§ Task statement
Go through the entries below and print each one exactly, leaving out pictures.

-- start --

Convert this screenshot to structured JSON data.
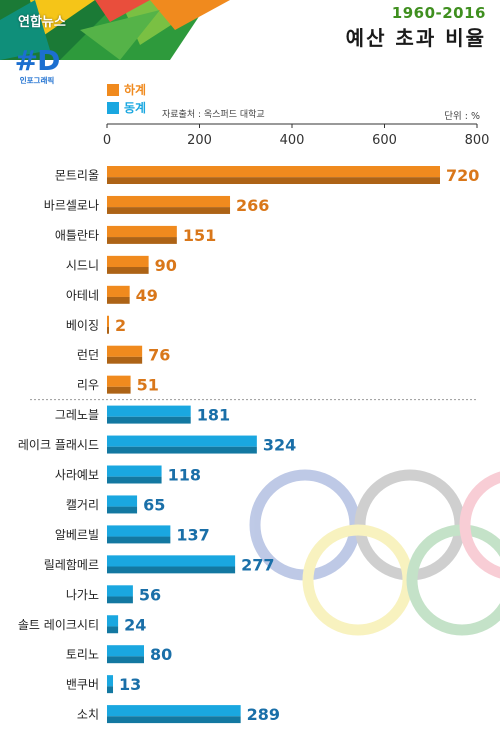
{
  "header": {
    "agency": "연합뉴스",
    "years": "1960-2016",
    "title": "예산 초과 비율",
    "logo_mark": "#D",
    "logo_sub": "인포그래픽"
  },
  "legend": {
    "summer": {
      "label": "하계",
      "color": "#f08a1e"
    },
    "winter": {
      "label": "동계",
      "color": "#1aa7e0"
    }
  },
  "source": "자료출처 : 옥스퍼드 대학교",
  "unit": "단위 : %",
  "chart_data": {
    "type": "bar",
    "orientation": "horizontal",
    "title": "예산 초과 비율",
    "subtitle": "1960-2016",
    "xlim": [
      0,
      800
    ],
    "ticks": [
      0,
      200,
      400,
      600,
      800
    ],
    "grid": false,
    "legend_position": "top-left",
    "series": [
      {
        "name": "하계",
        "color": "#f08a1e",
        "categories": [
          "몬트리올",
          "바르셀로나",
          "애틀란타",
          "시드니",
          "아테네",
          "베이징",
          "런던",
          "리우"
        ],
        "values": [
          720,
          266,
          151,
          90,
          49,
          2,
          76,
          51
        ]
      },
      {
        "name": "동계",
        "color": "#1aa7e0",
        "categories": [
          "그레노블",
          "레이크 플래시드",
          "사라예보",
          "캘거리",
          "알베르빌",
          "릴레함메르",
          "나가노",
          "솔트 레이크시티",
          "토리노",
          "밴쿠버",
          "소치"
        ],
        "values": [
          181,
          324,
          118,
          65,
          137,
          277,
          56,
          24,
          80,
          13,
          289
        ]
      }
    ]
  }
}
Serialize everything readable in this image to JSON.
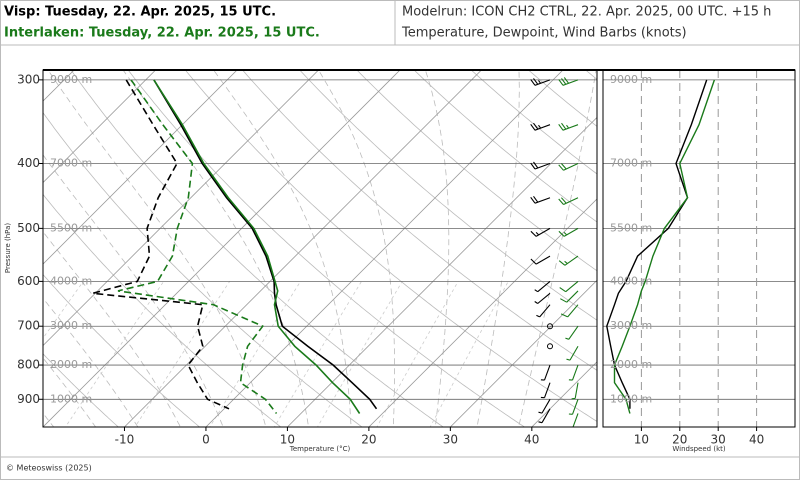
{
  "chart_data": {
    "type": "skewt",
    "title": "Modelrun: ICON CH2 CTRL, 22. Apr. 2025, 00 UTC. +15 h",
    "subtitle": "Temperature, Dewpoint, Wind Barbs (knots)",
    "footer": "© Meteoswiss (2025)",
    "ylabel": "Pressure (hPa)",
    "ylim": [
      990,
      290
    ],
    "yticks": [
      300,
      400,
      500,
      600,
      700,
      800,
      900
    ],
    "log_y": true,
    "height_labels": [
      "9000 m",
      "7000 m",
      "5500 m",
      "4000 m",
      "3000 m",
      "2000 m",
      "1000 m"
    ],
    "xlabel": "Temperature (°C)",
    "xlim": [
      -20,
      48
    ],
    "xticks": [
      -10,
      0,
      10,
      20,
      30,
      40
    ],
    "wind_xlabel": "Windspeed (kt)",
    "wind_xlim": [
      0,
      50
    ],
    "wind_xticks": [
      10,
      20,
      30,
      40
    ],
    "series": [
      {
        "name": "Visp: Tuesday, 22. Apr. 2025, 15 UTC.",
        "color": "#000000",
        "pressure": [
          300,
          350,
          400,
          450,
          500,
          550,
          600,
          625,
          650,
          700,
          750,
          800,
          850,
          900,
          930
        ],
        "temperature": [
          -49.0,
          -40.2,
          -32.8,
          -25.6,
          -18.7,
          -13.6,
          -9.5,
          -8.0,
          -6.4,
          -3.0,
          2.6,
          8.0,
          12.5,
          16.7,
          18.7
        ],
        "dewpoint": [
          -52.4,
          -43.6,
          -35.9,
          -34.0,
          -31.6,
          -27.9,
          -26.3,
          -30.3,
          -15.4,
          -13.4,
          -10.3,
          -9.8,
          -6.5,
          -3.2,
          0.6
        ],
        "wind_speed": [
          27,
          23,
          19,
          22,
          17,
          9,
          6,
          4,
          3,
          1,
          2,
          3,
          5,
          7,
          7
        ],
        "wind_direction": [
          250,
          250,
          250,
          250,
          240,
          240,
          230,
          230,
          220,
          220,
          200,
          200,
          200,
          210,
          210
        ]
      },
      {
        "name": "Interlaken: Tuesday, 22. Apr. 2025, 15 UTC.",
        "color": "#1a7a1a",
        "pressure": [
          300,
          350,
          400,
          450,
          500,
          550,
          600,
          620,
          650,
          700,
          750,
          800,
          850,
          900,
          945
        ],
        "temperature": [
          -49.0,
          -40.0,
          -32.6,
          -25.4,
          -18.5,
          -13.4,
          -9.4,
          -7.9,
          -6.6,
          -3.5,
          1.0,
          5.9,
          10.1,
          14.3,
          17.2
        ],
        "dewpoint": [
          -51.8,
          -42.4,
          -34.0,
          -30.3,
          -27.9,
          -25.1,
          -23.8,
          -27.5,
          -14.1,
          -5.4,
          -4.8,
          -3.1,
          -1.2,
          3.9,
          7.0
        ],
        "wind_speed": [
          29,
          25,
          20,
          22,
          16,
          13,
          11,
          10,
          9,
          7,
          5,
          3,
          3,
          6,
          7
        ],
        "wind_direction": [
          250,
          250,
          245,
          245,
          240,
          235,
          230,
          225,
          220,
          215,
          210,
          200,
          190,
          200,
          200
        ]
      }
    ]
  }
}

-- end --

§ Final answer
Convert this screenshot to structured JSON data.
{
  "header": {
    "agency": "연합뉴스",
    "years": "1960-2016",
    "title": "예산 초과 비율",
    "logo_mark": "#D",
    "logo_sub": "인포그래픽"
  },
  "legend": {
    "summer": {
      "label": "하계",
      "color": "#f08a1e"
    },
    "winter": {
      "label": "동계",
      "color": "#1aa7e0"
    }
  },
  "source": "자료출처 : 옥스퍼드 대학교",
  "unit": "단위 : %",
  "chart_data": {
    "type": "bar",
    "orientation": "horizontal",
    "title": "예산 초과 비율",
    "subtitle": "1960-2016",
    "xlim": [
      0,
      800
    ],
    "ticks": [
      0,
      200,
      400,
      600,
      800
    ],
    "grid": false,
    "legend_position": "top-left",
    "series": [
      {
        "name": "하계",
        "color": "#f08a1e",
        "categories": [
          "몬트리올",
          "바르셀로나",
          "애틀란타",
          "시드니",
          "아테네",
          "베이징",
          "런던",
          "리우"
        ],
        "values": [
          720,
          266,
          151,
          90,
          49,
          2,
          76,
          51
        ]
      },
      {
        "name": "동계",
        "color": "#1aa7e0",
        "categories": [
          "그레노블",
          "레이크 플래시드",
          "사라예보",
          "캘거리",
          "알베르빌",
          "릴레함메르",
          "나가노",
          "솔트 레이크시티",
          "토리노",
          "밴쿠버",
          "소치"
        ],
        "values": [
          181,
          324,
          118,
          65,
          137,
          277,
          56,
          24,
          80,
          13,
          289
        ]
      }
    ]
  }
}
Serialize everything readable in this image to JSON.
{
  "chart_data": {
    "type": "skewt",
    "title": "Modelrun: ICON CH2 CTRL, 22. Apr. 2025, 00 UTC. +15 h",
    "subtitle": "Temperature, Dewpoint, Wind Barbs (knots)",
    "footer": "© Meteoswiss (2025)",
    "ylabel": "Pressure (hPa)",
    "ylim": [
      990,
      290
    ],
    "yticks": [
      300,
      400,
      500,
      600,
      700,
      800,
      900
    ],
    "log_y": true,
    "height_labels": [
      "9000 m",
      "7000 m",
      "5500 m",
      "4000 m",
      "3000 m",
      "2000 m",
      "1000 m"
    ],
    "xlabel": "Temperature (°C)",
    "xlim": [
      -20,
      48
    ],
    "xticks": [
      -10,
      0,
      10,
      20,
      30,
      40
    ],
    "wind_xlabel": "Windspeed (kt)",
    "wind_xlim": [
      0,
      50
    ],
    "wind_xticks": [
      10,
      20,
      30,
      40
    ],
    "series": [
      {
        "name": "Visp: Tuesday, 22. Apr. 2025, 15 UTC.",
        "color": "#000000",
        "pressure": [
          300,
          350,
          400,
          450,
          500,
          550,
          600,
          625,
          650,
          700,
          750,
          800,
          850,
          900,
          930
        ],
        "temperature": [
          -49.0,
          -40.2,
          -32.8,
          -25.6,
          -18.7,
          -13.6,
          -9.5,
          -8.0,
          -6.4,
          -3.0,
          2.6,
          8.0,
          12.5,
          16.7,
          18.7
        ],
        "dewpoint": [
          -52.4,
          -43.6,
          -35.9,
          -34.0,
          -31.6,
          -27.9,
          -26.3,
          -30.3,
          -15.4,
          -13.4,
          -10.3,
          -9.8,
          -6.5,
          -3.2,
          0.6
        ],
        "wind_speed": [
          27,
          23,
          19,
          22,
          17,
          9,
          6,
          4,
          3,
          1,
          2,
          3,
          5,
          7,
          7
        ],
        "wind_direction": [
          250,
          250,
          250,
          250,
          240,
          240,
          230,
          230,
          220,
          220,
          200,
          200,
          200,
          210,
          210
        ]
      },
      {
        "name": "Interlaken: Tuesday, 22. Apr. 2025, 15 UTC.",
        "color": "#1a7a1a",
        "pressure": [
          300,
          350,
          400,
          450,
          500,
          550,
          600,
          620,
          650,
          700,
          750,
          800,
          850,
          900,
          945
        ],
        "temperature": [
          -49.0,
          -40.0,
          -32.6,
          -25.4,
          -18.5,
          -13.4,
          -9.4,
          -7.9,
          -6.6,
          -3.5,
          1.0,
          5.9,
          10.1,
          14.3,
          17.2
        ],
        "dewpoint": [
          -51.8,
          -42.4,
          -34.0,
          -30.3,
          -27.9,
          -25.1,
          -23.8,
          -27.5,
          -14.1,
          -5.4,
          -4.8,
          -3.1,
          -1.2,
          3.9,
          7.0
        ],
        "wind_speed": [
          29,
          25,
          20,
          22,
          16,
          13,
          11,
          10,
          9,
          7,
          5,
          3,
          3,
          6,
          7
        ],
        "wind_direction": [
          250,
          250,
          245,
          245,
          240,
          235,
          230,
          225,
          220,
          215,
          210,
          200,
          190,
          200,
          200
        ]
      }
    ]
  }
}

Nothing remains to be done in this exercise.